*EXERCISE INPUTS*
>>>
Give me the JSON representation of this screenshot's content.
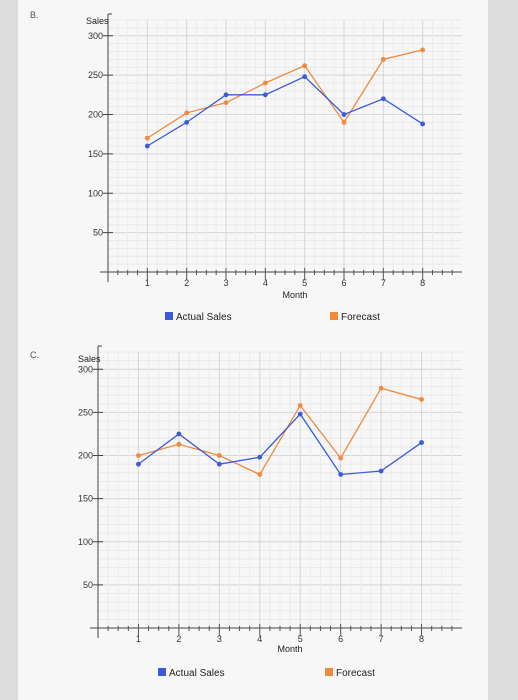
{
  "chart_data": [
    {
      "panel_label": "B.",
      "type": "line",
      "xlabel": "Month",
      "ylabel": "Sales",
      "x": [
        1,
        2,
        3,
        4,
        5,
        6,
        7,
        8
      ],
      "x_tick_labels": [
        "1",
        "2",
        "3",
        "4",
        "5",
        "6",
        "7",
        "8"
      ],
      "y_tick_labels": [
        "50",
        "100",
        "150",
        "200",
        "250",
        "300"
      ],
      "y_ticks": [
        50,
        100,
        150,
        200,
        250,
        300
      ],
      "ylim": [
        0,
        320
      ],
      "grid": true,
      "legend_placement": "bottom",
      "series": [
        {
          "name": "Actual Sales",
          "color": "#3b5bdb",
          "values": [
            160,
            190,
            225,
            225,
            248,
            200,
            220,
            188
          ]
        },
        {
          "name": "Forecast",
          "color": "#f08a3c",
          "values": [
            170,
            202,
            215,
            240,
            262,
            190,
            270,
            282
          ]
        }
      ]
    },
    {
      "panel_label": "C.",
      "type": "line",
      "xlabel": "Month",
      "ylabel": "Sales",
      "x": [
        1,
        2,
        3,
        4,
        5,
        6,
        7,
        8
      ],
      "x_tick_labels": [
        "1",
        "2",
        "3",
        "4",
        "5",
        "6",
        "7",
        "8"
      ],
      "y_tick_labels": [
        "50",
        "100",
        "150",
        "200",
        "250",
        "300"
      ],
      "y_ticks": [
        50,
        100,
        150,
        200,
        250,
        300
      ],
      "ylim": [
        0,
        320
      ],
      "grid": true,
      "legend_placement": "bottom",
      "series": [
        {
          "name": "Actual Sales",
          "color": "#3b5bdb",
          "values": [
            190,
            225,
            190,
            198,
            248,
            178,
            182,
            215
          ]
        },
        {
          "name": "Forecast",
          "color": "#f08a3c",
          "values": [
            200,
            213,
            200,
            178,
            258,
            197,
            278,
            265
          ]
        }
      ]
    }
  ]
}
<<<
*REQUIRED WORK*
Return each line of the data, keeping its wording exact and omitting pictures.

*THE COMPLETED TASK*
Give me the JSON representation of this screenshot's content.
{
  "chart_data": [
    {
      "panel_label": "B.",
      "type": "line",
      "xlabel": "Month",
      "ylabel": "Sales",
      "x": [
        1,
        2,
        3,
        4,
        5,
        6,
        7,
        8
      ],
      "x_tick_labels": [
        "1",
        "2",
        "3",
        "4",
        "5",
        "6",
        "7",
        "8"
      ],
      "y_tick_labels": [
        "50",
        "100",
        "150",
        "200",
        "250",
        "300"
      ],
      "y_ticks": [
        50,
        100,
        150,
        200,
        250,
        300
      ],
      "ylim": [
        0,
        320
      ],
      "grid": true,
      "legend_placement": "bottom",
      "series": [
        {
          "name": "Actual Sales",
          "color": "#3b5bdb",
          "values": [
            160,
            190,
            225,
            225,
            248,
            200,
            220,
            188
          ]
        },
        {
          "name": "Forecast",
          "color": "#f08a3c",
          "values": [
            170,
            202,
            215,
            240,
            262,
            190,
            270,
            282
          ]
        }
      ]
    },
    {
      "panel_label": "C.",
      "type": "line",
      "xlabel": "Month",
      "ylabel": "Sales",
      "x": [
        1,
        2,
        3,
        4,
        5,
        6,
        7,
        8
      ],
      "x_tick_labels": [
        "1",
        "2",
        "3",
        "4",
        "5",
        "6",
        "7",
        "8"
      ],
      "y_tick_labels": [
        "50",
        "100",
        "150",
        "200",
        "250",
        "300"
      ],
      "y_ticks": [
        50,
        100,
        150,
        200,
        250,
        300
      ],
      "ylim": [
        0,
        320
      ],
      "grid": true,
      "legend_placement": "bottom",
      "series": [
        {
          "name": "Actual Sales",
          "color": "#3b5bdb",
          "values": [
            190,
            225,
            190,
            198,
            248,
            178,
            182,
            215
          ]
        },
        {
          "name": "Forecast",
          "color": "#f08a3c",
          "values": [
            200,
            213,
            200,
            178,
            258,
            197,
            278,
            265
          ]
        }
      ]
    }
  ]
}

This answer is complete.